▶ **Quoted passage**
One Workplace

The One Workplace facility in Santa Clara, California, is the new corporate headquarters, showroom, and warehouse facility for one of the largest commercial furniture suppliers in the state. The firm worked closely with developer Prologis and a design and construction team to renovate, reconfigure, and update this existing industrial facility that had previously been used for paper manufacturing. The new space includes 35,000 square feet of modern collaborative open-plan office space that also serves as a showroom for the furniture and modular office pieces that One Workplace sells and installs. The new space also includes 167,000 square feet of updated warehouse space, which involved the addition of around 24 new truck docks.

New Milan Fair Complex

The New Milan Fair Complex (Nuovo Sistema Fiera Milano) has transformed a brownfield site along the main road from downtown Milan to Malpensa Airport into a 200-hectare (494 ac) exhibition center, relieving traffic congestion around the historic fairground in the city center and allowing the original fairground to continue to host smaller congresses and trade shows, even after part of the downtown site is sold and redeveloped. The two separate yet complementary developments—the new complex at RhoPero (popularly known as Fieramilano) and the downtown complex (known as Fieramilanocity)—have brought new life and prestige to Milan’s exhibition industry, enabling the Milan Fair Complex to continue competing with other European exhibition centers and to maintain its position as an international leader. Both projects are being promoted by Fondazione Fiera Milano, the private company that owns and operates the Milan Fair Complex, through its subsidiary Sviluppo Sistema Fiera SpA.

Clipper Mill

Clipper Mill involved the conversion of a long underused 17.5-acre (7.1-ha) site that once housed Maryland’s largest and most productive machine manufacturing complex into a vibrant, mixed-use community. The development team reused the 1853 historic site and its five deteriorating buildings to create 61,500 square feet (5,714 m2) of office space, 47,500 square feet (4,413 m2) of studio space for artists and craftspeople, and a wide range of housing, including 34 townhouses, 38 semidetached houses, and 62 condominium and 36 rental apartments. Completed in September 2006, Clipper Mill is a transit-oriented community that integrates many elements of sustainable development. It offers a unique sense of place that is created in part by the preservation of the site’s history and the incorporation of the work of resident craftspeople into the project’s design.

(Stored entries)
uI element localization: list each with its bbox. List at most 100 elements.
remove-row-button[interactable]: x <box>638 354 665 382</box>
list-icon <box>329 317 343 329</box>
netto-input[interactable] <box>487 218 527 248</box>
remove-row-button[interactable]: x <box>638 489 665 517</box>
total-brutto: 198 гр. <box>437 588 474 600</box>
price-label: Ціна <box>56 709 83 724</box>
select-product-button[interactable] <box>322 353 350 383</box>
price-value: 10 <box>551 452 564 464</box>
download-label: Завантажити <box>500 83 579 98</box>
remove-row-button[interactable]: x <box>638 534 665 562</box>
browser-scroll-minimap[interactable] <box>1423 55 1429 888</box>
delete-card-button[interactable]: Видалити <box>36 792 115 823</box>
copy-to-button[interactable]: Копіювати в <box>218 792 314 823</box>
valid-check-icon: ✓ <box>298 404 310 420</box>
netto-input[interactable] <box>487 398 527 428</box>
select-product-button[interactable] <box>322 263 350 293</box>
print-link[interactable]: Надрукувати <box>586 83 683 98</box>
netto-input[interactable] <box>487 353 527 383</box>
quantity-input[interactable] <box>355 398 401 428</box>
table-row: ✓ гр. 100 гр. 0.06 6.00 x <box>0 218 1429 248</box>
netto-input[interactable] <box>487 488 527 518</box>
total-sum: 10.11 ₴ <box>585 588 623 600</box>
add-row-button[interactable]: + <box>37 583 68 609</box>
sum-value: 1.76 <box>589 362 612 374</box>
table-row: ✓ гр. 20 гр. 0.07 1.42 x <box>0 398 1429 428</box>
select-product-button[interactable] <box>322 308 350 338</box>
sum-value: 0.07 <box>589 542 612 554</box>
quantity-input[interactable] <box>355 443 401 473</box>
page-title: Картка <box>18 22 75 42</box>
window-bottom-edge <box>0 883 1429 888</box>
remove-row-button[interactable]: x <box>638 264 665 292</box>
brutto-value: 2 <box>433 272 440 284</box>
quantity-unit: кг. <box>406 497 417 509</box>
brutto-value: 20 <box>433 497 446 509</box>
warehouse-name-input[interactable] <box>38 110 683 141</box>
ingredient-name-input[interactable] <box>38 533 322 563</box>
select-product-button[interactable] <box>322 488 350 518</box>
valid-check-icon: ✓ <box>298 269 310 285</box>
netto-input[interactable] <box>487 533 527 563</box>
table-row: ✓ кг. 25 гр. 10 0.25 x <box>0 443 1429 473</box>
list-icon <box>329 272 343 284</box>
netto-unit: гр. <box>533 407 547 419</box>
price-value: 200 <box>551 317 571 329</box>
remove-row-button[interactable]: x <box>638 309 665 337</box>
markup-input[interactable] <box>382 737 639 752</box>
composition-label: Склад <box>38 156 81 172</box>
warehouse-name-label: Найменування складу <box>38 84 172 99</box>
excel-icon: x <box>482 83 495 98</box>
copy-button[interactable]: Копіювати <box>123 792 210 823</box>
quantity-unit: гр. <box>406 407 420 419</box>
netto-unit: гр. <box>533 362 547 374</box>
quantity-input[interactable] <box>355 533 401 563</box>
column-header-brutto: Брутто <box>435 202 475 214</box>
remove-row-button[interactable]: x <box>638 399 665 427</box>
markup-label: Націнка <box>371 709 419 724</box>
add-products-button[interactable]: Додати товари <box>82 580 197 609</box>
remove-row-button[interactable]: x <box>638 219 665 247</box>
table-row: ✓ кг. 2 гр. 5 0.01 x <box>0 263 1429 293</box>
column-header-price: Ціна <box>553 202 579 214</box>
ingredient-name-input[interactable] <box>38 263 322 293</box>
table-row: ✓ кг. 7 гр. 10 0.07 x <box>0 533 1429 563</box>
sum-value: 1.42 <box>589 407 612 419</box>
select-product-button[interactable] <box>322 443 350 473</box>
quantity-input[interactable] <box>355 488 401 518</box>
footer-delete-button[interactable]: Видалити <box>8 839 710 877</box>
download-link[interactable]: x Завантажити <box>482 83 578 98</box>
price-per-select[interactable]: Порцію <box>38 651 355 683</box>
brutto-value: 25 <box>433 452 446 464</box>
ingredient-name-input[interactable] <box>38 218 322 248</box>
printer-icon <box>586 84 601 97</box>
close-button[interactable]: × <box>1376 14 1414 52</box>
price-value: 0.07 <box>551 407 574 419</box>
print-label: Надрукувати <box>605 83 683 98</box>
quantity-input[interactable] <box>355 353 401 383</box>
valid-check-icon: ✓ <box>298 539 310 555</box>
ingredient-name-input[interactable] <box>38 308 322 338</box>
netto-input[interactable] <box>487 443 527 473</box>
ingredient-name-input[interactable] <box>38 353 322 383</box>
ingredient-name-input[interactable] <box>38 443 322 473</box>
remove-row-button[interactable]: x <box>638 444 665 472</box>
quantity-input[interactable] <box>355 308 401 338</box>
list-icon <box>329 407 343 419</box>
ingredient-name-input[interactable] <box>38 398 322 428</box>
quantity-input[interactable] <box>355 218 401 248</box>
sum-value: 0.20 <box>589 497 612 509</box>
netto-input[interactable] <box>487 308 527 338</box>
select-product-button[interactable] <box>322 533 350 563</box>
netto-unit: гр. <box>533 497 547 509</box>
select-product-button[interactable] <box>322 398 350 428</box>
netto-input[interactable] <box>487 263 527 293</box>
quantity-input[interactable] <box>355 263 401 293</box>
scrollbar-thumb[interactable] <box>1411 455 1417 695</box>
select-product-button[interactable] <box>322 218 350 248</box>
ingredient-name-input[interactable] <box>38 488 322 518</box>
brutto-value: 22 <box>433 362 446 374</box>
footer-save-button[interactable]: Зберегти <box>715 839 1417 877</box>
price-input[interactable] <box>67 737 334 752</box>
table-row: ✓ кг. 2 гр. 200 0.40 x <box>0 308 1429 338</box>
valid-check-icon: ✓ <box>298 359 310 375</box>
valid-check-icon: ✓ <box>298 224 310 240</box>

▶ **Problems and tasks**
- A) Summarize the project descriptions in three sentences.
- B) Proceed with the project descriptions, picking up after their final sentence.

▶ **Your written answers**
- A) One Workplace renovated a Santa Clara, California, industrial facility previously used for paper manufacturing into its headquarters, showroom, and warehouse, with 35,000 square feet of open-plan office space and 167,000 square feet of warehouse space. The New Milan Fair Complex transformed a brownfield site on the main road from downtown Milan to Malpensa Airport into a 200-hectare exhibition center, while the original downtown fairground continues to host smaller congresses and trade shows. Clipper Mill converted a 17.5-acre site that once housed Maryland's largest machine manufacturing complex into a transit-oriented, mixed-use community of office space, artist studio space, and housing, completed in September 2006.

- B)
Trinity Groves

Trinity Groves is a multiphase redevelopment effort of a former warehouse and light-industrial site that began with a 10.3-acre restaurant/specialty food incubator and destination. The project is located along the Trinity River, across from downtown Dallas, at the base of the new and iconic Margaret Hunt Hill Bridge in West Dallas.

The core incubator area of Trinity Groves currently includes 14 restaurants, two dessert shops, a culinary education and events center, and a brewery, all located in four buildings that were formerly used primarily as a trucking facility. Following on the success of the restaurant incubator concept, the developers have embarked on a plan and program to develop 90 adjacent acres, assembled over the past 11 years, with new apartment, condominium, hotel, and office space, as well as additional restaurant and retail space.

SteelStacks Arts and Cultural Campus

The SteelStacks Arts and Cultural Campus is a former steel mill site that has been restored, adapted, and transformed into an arts and cultural campus that features preserved blast furnaces and other historic steel mill buildings, an elevated walkway/trestle that offers up-close views of the blast furnaces, a visitor/exhibit center in a historic building, parks and outdoor plazas, an outdoor performing arts pavilion, an office building and production studios for the local public broadcasting station, and a new ArtsQuest Center building devoted to performing arts of all types.

The redevelopment was funded via a variety of sources, including tax increment financing revenues, donations from businesses and philanthropic organizations, and funds and tax credits from federal and state governments. The 9.5-acre development has become a major tourist attraction and a source of pride for the city of Bethlehem, and the steel stacks themselves are iconic structures unlike any others in the United States.